__Given information__.
——————————

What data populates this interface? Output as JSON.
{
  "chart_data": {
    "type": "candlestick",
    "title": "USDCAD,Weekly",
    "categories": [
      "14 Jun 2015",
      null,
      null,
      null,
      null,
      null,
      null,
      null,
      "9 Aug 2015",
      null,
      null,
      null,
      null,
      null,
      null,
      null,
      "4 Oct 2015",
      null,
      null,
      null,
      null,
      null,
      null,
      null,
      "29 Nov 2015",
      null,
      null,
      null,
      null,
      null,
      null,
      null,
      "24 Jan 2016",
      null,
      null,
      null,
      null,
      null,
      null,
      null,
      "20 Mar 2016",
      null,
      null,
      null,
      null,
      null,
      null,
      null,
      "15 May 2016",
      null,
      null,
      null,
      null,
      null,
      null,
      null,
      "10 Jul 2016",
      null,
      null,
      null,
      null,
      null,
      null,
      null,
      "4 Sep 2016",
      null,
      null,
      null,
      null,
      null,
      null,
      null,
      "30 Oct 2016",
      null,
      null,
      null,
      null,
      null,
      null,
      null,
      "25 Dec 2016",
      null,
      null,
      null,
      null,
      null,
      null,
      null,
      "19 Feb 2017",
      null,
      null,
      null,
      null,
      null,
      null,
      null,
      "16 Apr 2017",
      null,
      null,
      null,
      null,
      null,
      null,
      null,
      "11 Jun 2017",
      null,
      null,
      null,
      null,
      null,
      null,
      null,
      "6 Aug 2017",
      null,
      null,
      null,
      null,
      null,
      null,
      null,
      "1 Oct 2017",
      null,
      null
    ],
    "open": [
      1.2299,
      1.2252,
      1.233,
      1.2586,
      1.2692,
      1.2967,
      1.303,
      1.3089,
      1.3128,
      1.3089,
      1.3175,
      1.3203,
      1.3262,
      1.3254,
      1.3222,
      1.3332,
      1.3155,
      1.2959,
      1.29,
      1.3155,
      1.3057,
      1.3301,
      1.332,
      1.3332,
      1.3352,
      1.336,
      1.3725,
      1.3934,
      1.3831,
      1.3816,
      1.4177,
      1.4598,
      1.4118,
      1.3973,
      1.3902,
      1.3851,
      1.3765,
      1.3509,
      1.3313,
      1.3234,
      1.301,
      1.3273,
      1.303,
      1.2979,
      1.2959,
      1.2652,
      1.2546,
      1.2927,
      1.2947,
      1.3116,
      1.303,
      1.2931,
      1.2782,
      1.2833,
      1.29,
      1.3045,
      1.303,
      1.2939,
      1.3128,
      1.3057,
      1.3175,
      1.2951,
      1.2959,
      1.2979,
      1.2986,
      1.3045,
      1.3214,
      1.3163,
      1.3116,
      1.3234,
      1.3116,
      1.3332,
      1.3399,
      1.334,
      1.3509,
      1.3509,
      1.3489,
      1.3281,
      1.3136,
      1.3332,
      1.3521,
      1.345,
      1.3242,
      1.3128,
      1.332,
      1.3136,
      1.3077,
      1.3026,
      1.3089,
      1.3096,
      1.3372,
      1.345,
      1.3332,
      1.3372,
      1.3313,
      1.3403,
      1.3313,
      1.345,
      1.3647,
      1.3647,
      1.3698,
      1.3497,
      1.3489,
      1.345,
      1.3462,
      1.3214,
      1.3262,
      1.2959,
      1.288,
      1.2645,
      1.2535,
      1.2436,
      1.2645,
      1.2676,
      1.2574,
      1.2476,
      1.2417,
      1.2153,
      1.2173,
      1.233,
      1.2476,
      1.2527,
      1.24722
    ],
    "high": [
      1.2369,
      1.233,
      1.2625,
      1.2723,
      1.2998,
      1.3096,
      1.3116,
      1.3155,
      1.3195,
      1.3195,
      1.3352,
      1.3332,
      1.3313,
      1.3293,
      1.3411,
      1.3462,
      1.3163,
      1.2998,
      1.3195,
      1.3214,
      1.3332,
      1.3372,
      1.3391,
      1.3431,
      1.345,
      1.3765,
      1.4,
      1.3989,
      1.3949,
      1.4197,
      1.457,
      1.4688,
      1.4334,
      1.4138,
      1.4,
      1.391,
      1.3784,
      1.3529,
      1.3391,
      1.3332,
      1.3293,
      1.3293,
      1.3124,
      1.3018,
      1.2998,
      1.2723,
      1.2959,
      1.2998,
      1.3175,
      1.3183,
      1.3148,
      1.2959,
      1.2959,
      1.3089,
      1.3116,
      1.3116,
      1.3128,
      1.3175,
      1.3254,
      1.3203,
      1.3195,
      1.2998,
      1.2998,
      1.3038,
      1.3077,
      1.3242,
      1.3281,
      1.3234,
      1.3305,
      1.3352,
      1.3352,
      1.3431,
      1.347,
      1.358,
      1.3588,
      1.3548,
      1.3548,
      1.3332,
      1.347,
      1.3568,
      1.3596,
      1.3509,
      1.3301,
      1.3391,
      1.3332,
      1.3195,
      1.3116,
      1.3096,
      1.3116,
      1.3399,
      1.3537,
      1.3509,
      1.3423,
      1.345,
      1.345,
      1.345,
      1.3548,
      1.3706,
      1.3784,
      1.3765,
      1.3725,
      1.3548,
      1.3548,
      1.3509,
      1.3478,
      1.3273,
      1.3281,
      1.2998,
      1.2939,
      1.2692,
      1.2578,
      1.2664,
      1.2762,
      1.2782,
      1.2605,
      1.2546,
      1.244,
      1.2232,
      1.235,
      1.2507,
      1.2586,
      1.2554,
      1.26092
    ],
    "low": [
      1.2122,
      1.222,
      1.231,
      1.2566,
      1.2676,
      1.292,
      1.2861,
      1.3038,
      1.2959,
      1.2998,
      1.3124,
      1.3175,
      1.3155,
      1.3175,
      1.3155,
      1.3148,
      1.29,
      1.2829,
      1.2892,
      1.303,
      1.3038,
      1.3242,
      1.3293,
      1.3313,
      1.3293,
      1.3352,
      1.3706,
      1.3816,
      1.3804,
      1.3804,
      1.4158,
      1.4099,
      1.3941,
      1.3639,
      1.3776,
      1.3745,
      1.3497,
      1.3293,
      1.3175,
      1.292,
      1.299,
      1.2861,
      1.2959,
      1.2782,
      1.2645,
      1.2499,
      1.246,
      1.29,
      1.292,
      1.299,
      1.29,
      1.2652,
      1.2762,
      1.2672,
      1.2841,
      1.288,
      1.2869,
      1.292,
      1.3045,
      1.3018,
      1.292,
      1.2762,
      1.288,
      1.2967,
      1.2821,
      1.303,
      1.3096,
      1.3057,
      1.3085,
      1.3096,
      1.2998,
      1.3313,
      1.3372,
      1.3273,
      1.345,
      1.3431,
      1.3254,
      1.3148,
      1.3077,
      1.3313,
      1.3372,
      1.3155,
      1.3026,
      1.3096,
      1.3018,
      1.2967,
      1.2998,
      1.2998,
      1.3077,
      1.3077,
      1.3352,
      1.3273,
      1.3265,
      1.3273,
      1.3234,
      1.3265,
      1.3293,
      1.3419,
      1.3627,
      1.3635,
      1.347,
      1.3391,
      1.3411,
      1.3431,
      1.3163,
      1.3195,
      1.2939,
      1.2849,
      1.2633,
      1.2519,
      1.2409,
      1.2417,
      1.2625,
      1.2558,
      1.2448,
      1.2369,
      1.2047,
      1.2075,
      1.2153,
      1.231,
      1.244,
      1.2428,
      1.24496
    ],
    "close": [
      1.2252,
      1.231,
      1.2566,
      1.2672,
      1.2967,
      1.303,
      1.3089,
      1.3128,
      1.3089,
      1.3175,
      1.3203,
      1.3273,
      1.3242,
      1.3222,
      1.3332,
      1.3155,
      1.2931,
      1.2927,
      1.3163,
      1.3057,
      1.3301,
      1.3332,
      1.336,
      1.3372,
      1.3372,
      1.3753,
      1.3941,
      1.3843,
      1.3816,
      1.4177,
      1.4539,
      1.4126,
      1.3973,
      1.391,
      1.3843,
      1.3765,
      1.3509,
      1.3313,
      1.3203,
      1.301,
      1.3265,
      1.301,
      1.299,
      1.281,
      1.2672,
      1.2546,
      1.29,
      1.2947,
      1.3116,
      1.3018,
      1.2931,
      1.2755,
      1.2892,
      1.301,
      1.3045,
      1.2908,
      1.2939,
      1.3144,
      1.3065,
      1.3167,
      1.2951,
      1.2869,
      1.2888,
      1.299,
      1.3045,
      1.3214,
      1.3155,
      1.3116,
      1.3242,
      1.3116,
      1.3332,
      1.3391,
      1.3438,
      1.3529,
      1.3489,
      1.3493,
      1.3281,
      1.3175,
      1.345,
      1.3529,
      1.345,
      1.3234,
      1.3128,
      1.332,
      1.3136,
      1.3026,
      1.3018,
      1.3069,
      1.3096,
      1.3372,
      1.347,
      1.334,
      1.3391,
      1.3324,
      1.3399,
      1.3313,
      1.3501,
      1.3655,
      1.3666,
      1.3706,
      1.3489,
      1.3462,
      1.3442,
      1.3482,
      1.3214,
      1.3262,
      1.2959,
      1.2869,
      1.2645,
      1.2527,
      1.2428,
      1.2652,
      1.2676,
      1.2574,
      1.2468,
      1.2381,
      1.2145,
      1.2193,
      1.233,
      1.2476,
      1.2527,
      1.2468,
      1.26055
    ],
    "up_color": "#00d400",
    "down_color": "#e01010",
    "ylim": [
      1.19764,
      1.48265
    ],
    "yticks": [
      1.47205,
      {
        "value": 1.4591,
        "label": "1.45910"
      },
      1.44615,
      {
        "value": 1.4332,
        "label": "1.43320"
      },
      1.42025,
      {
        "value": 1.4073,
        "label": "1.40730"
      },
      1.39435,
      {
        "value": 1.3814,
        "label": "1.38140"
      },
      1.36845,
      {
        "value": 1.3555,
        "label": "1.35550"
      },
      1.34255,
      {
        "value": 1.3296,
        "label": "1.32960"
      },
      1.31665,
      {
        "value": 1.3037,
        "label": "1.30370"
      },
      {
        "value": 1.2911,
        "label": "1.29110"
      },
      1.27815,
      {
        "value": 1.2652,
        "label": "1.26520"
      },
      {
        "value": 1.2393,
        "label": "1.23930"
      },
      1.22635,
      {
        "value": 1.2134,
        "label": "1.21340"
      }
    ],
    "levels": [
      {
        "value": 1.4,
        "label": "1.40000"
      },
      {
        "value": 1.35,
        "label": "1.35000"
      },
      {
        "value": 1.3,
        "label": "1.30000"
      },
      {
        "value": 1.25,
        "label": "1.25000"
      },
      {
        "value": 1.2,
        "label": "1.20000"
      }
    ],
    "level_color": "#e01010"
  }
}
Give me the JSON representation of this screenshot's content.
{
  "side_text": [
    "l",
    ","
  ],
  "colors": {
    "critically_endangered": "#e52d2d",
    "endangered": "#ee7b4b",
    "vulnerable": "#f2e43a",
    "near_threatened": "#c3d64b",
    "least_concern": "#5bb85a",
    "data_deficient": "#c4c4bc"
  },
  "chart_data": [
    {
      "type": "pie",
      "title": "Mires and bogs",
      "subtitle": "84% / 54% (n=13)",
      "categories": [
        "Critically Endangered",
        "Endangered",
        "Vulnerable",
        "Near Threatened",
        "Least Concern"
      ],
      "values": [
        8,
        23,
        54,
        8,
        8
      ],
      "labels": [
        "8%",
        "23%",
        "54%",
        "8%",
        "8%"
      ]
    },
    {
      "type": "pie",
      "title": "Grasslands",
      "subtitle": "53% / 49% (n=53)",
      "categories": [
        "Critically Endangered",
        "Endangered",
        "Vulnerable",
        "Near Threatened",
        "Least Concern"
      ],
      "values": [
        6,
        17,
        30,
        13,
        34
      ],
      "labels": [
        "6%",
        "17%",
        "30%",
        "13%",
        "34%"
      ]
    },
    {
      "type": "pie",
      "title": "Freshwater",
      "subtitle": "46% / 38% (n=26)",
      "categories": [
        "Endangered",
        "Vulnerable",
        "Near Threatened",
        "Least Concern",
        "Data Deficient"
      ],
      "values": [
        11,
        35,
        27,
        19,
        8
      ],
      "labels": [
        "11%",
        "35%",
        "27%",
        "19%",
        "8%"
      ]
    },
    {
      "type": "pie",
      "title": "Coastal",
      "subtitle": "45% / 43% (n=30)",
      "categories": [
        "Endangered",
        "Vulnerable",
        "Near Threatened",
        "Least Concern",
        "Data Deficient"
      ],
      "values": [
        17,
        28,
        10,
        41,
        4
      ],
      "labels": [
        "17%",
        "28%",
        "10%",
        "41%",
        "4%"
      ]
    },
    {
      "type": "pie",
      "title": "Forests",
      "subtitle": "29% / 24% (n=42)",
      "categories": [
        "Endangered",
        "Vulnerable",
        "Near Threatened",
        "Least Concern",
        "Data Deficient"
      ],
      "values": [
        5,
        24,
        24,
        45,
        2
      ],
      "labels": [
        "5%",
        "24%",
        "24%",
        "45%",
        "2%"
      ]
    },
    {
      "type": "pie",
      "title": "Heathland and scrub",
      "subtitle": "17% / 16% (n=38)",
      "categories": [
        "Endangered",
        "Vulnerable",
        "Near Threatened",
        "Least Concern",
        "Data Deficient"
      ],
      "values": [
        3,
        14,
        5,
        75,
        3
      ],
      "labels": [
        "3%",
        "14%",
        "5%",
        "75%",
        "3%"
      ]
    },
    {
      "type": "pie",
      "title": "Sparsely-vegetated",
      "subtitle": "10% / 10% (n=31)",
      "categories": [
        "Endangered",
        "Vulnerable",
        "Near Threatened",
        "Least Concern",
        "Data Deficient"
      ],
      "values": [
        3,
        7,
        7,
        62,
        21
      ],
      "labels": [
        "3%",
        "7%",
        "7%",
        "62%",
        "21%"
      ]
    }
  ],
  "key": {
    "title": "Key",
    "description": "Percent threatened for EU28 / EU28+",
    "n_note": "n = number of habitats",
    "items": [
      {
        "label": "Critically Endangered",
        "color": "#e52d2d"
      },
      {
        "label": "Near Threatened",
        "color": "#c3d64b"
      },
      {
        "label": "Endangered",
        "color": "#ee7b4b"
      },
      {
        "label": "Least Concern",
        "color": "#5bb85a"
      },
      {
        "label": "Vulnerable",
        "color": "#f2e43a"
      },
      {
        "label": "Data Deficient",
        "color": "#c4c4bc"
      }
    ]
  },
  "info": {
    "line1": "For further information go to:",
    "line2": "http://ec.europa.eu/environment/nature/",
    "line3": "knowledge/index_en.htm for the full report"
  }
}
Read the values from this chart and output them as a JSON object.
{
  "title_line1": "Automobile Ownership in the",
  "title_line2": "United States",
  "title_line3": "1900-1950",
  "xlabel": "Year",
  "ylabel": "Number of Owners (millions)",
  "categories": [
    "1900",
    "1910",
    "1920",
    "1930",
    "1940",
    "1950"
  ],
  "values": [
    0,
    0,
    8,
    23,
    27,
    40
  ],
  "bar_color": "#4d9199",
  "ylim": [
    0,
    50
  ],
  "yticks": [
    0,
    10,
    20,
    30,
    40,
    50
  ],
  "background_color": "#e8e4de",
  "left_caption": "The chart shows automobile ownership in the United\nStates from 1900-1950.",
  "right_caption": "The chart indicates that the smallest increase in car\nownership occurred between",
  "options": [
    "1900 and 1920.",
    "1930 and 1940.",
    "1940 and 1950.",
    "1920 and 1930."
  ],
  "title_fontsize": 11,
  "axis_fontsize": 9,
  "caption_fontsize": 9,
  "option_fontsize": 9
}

——————————

__Task prompt__.
Report each line in the preceding entries that holds the string "United".

__Finished answer__.
  "title_line2": "United States",
  "left_caption": "The chart shows automobile ownership in the United\nStates from 1900-1950.",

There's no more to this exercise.